• DIRECTION
Reproduce all entries verbatim, with nothing added or dropped.
■ ■ ■
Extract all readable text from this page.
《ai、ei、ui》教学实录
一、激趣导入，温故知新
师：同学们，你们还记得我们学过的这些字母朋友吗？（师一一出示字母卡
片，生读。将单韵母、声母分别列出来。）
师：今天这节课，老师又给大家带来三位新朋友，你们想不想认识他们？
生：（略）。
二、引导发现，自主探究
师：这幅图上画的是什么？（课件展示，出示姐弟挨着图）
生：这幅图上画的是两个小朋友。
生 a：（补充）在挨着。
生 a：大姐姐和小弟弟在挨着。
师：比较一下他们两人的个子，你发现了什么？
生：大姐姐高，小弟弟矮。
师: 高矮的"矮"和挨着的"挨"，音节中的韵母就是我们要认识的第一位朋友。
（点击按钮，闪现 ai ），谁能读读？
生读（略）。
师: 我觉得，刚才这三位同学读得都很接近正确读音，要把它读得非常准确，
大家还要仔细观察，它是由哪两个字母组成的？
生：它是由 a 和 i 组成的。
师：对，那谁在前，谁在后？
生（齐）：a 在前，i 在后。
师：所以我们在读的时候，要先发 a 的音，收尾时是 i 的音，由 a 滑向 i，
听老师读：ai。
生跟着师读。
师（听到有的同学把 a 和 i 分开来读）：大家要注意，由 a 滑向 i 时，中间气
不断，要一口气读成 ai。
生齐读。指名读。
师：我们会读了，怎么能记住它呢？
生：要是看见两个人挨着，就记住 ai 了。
■ ■ ■
• OUTPUT BELOW
Extract all readable text from this page.
《ai、ei、ui》教学实录
一、激趣导入，温故知新
师：同学们，你们还记得我们学过的这些字母朋友吗？（师一一出示字母卡
片，生读。将单韵母、声母分别列出来。）
师：今天这节课，老师又给大家带来三位新朋友，你们想不想认识他们？
生：（略）。
二、引导发现，自主探究
师：这幅图上画的是什么？（课件展示，出示姐弟挨着图）
生：这幅图上画的是两个小朋友。
生 a：（补充）在挨着。
生 a：大姐姐和小弟弟在挨着。
师：比较一下他们两人的个子，你发现了什么？
生：大姐姐高，小弟弟矮。
师: 高矮的"矮"和挨着的"挨"，音节中的韵母就是我们要认识的第一位朋友。
（点击按钮，闪现 ai ），谁能读读？
生读（略）。
师: 我觉得，刚才这三位同学读得都很接近正确读音，要把它读得非常准确，
大家还要仔细观察，它是由哪两个字母组成的？
生：它是由 a 和 i 组成的。
师：对，那谁在前，谁在后？
生（齐）：a 在前，i 在后。
师：所以我们在读的时候，要先发 a 的音，收尾时是 i 的音，由 a 滑向 i，
听老师读：ai。
生跟着师读。
师（听到有的同学把 a 和 i 分开来读）：大家要注意，由 a 滑向 i 时，中间气
不断，要一口气读成 ai。
生齐读。指名读。
师：我们会读了，怎么能记住它呢？
生：要是看见两个人挨着，就记住 ai 了。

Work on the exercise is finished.